◆ Consigne ◆
Mets en tableau Markdown les lignes de la liste, en partant du début et en finissant à la ligne qui contient « - part-8-adjuster-knob: [1089, 569, 1181, 657] », celle-ci comprise. Fais une colonne « N° » pour le numéro de rang et une colonne « Ligne » pour le texte, sans garder les lignes vides.

..............................

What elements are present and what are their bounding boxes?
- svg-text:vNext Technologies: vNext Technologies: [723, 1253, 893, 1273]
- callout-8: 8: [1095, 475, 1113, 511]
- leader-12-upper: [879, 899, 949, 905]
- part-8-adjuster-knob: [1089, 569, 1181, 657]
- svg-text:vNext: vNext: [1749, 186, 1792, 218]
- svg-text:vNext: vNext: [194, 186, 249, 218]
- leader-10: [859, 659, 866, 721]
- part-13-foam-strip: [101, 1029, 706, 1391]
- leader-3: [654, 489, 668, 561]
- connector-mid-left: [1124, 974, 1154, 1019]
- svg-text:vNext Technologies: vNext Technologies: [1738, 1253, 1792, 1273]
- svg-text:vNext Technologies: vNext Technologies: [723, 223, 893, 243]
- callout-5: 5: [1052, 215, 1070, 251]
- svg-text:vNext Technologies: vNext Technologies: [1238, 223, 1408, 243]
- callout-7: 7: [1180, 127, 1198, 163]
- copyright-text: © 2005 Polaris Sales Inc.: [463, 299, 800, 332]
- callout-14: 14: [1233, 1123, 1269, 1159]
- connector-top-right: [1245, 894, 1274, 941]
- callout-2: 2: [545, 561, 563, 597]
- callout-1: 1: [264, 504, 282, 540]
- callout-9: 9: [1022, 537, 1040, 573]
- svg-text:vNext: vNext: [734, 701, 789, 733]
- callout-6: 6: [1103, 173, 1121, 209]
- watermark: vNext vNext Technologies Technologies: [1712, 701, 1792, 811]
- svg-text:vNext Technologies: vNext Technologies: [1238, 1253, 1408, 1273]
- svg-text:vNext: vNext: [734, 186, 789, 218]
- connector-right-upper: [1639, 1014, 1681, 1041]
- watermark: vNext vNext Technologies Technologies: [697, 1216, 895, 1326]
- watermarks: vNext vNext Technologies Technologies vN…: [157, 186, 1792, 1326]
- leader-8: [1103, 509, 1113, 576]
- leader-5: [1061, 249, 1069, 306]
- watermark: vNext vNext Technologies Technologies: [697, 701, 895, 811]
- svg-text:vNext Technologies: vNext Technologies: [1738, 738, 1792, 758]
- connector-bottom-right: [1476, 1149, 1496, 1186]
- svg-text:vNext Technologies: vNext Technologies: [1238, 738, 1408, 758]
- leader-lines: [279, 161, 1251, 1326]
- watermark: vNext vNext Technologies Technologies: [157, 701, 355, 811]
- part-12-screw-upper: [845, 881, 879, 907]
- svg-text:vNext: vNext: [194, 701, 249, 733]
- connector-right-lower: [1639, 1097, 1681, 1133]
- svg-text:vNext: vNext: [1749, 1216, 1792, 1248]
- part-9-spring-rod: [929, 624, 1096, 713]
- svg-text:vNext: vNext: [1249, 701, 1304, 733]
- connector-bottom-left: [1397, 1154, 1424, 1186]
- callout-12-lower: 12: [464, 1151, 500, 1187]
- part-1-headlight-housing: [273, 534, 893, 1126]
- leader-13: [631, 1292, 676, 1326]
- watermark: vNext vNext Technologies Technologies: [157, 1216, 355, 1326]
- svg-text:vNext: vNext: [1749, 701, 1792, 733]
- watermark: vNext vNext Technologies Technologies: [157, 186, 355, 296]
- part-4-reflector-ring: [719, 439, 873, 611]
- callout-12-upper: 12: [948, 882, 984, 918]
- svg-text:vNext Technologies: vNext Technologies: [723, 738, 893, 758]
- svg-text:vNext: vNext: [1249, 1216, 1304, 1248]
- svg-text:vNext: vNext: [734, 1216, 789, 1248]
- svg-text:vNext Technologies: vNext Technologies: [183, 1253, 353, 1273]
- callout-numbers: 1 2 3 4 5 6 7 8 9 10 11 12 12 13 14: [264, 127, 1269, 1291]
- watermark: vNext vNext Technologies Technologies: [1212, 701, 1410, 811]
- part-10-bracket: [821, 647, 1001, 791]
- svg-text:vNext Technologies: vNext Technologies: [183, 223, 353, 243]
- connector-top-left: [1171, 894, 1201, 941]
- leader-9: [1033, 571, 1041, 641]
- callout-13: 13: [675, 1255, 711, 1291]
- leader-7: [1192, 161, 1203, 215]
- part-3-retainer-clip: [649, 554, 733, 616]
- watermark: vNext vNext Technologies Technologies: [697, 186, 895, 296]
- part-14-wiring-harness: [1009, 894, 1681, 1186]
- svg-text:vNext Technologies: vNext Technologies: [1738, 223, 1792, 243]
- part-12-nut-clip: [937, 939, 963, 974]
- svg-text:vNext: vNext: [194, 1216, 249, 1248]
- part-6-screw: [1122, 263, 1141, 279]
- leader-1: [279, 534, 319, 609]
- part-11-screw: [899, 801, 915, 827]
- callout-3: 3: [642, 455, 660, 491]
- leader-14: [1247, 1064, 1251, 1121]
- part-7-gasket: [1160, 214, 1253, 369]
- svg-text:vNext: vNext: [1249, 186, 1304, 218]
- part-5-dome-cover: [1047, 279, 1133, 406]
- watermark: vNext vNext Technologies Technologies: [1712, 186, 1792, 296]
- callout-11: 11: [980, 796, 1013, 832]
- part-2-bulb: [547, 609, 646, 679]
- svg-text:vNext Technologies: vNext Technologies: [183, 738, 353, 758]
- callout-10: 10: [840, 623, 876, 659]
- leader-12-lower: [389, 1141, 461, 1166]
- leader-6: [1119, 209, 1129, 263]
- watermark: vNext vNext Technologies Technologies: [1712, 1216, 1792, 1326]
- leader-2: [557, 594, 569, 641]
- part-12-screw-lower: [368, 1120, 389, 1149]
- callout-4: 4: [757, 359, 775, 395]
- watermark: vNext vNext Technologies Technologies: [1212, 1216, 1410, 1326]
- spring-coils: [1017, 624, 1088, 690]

..............................

◆ Bonne réponse ◆
| N° | Ligne |
|---|---|
| 1 | What elements are present and what are their bounding boxes? |
| 2 | - svg-text:vNext Technologies: vNext Technologies: [723, 1253, 893, 1273] |
| 3 | - callout-8: 8: [1095, 475, 1113, 511] |
| 4 | - leader-12-upper: [879, 899, 949, 905] |
| 5 | - part-8-adjuster-knob: [1089, 569, 1181, 657] |